[Records]
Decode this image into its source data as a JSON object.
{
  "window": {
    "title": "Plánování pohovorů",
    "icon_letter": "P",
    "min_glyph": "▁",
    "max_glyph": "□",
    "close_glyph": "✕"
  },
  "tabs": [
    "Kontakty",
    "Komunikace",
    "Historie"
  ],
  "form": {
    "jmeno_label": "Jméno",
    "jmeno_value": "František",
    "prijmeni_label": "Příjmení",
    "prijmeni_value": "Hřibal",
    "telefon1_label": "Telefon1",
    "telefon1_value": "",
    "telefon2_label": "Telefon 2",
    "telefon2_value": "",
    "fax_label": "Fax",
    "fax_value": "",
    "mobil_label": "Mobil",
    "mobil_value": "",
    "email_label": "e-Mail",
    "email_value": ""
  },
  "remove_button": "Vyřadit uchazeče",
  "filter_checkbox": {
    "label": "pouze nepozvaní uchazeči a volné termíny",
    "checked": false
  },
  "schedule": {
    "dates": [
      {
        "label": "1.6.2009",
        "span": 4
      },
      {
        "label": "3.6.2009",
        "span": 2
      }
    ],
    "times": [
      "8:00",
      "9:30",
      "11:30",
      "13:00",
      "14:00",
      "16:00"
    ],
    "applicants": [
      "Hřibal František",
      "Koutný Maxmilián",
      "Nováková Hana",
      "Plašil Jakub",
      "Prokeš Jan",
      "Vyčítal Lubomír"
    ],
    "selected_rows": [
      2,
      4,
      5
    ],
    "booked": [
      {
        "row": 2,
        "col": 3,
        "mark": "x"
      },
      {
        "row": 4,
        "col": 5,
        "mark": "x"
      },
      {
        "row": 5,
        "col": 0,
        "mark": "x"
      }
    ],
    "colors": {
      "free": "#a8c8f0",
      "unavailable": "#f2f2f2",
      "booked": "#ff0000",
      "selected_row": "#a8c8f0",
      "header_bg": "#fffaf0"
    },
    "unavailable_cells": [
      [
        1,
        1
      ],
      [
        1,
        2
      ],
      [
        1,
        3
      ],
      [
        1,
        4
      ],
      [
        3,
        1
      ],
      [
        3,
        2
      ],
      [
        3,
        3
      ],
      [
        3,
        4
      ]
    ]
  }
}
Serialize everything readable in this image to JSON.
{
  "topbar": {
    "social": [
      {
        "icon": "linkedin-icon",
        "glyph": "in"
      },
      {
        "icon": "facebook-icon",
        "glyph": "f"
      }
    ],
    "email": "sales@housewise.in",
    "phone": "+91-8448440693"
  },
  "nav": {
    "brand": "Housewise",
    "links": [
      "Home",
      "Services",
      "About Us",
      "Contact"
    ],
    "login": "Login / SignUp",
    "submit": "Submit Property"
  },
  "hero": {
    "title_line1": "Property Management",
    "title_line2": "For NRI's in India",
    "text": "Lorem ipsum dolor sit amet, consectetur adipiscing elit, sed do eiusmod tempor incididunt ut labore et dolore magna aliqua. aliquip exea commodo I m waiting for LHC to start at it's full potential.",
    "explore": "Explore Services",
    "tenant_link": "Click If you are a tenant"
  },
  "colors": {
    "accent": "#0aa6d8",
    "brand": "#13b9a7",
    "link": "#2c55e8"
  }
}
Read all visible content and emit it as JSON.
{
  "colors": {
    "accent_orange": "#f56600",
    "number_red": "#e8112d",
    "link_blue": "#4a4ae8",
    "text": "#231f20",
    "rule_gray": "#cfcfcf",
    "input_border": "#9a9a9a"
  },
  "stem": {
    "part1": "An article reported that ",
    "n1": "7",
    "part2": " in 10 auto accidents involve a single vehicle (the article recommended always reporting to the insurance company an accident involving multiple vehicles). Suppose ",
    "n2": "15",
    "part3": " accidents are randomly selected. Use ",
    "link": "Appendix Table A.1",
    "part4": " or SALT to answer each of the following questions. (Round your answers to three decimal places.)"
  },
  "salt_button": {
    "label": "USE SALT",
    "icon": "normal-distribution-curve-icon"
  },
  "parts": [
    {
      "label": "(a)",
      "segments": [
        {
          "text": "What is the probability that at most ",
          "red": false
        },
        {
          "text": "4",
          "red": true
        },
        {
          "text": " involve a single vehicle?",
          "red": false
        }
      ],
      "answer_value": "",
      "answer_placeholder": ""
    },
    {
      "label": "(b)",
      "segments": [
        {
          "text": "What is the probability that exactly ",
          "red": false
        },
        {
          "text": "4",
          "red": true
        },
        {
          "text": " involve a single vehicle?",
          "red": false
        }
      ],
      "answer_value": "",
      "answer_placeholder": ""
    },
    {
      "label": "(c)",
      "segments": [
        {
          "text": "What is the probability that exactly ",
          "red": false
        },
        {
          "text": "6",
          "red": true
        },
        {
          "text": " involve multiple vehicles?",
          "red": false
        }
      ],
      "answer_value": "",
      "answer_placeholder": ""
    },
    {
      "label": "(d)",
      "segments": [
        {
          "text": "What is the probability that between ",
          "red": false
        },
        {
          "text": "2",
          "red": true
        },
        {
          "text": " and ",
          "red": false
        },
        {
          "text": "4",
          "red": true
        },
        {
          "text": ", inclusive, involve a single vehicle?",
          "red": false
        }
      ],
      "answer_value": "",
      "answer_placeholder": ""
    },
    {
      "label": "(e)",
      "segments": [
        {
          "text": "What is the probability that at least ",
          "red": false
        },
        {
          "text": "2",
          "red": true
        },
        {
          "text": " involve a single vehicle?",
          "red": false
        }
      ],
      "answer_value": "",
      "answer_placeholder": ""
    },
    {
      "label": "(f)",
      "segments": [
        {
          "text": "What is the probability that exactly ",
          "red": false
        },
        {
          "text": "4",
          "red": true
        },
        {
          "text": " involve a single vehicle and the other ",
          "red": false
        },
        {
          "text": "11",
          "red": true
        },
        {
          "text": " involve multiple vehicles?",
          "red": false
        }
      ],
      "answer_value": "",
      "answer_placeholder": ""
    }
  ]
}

Do this —
How many lines of the data contain the word "image"? Answer with the number alone.

Output for this exercise —
2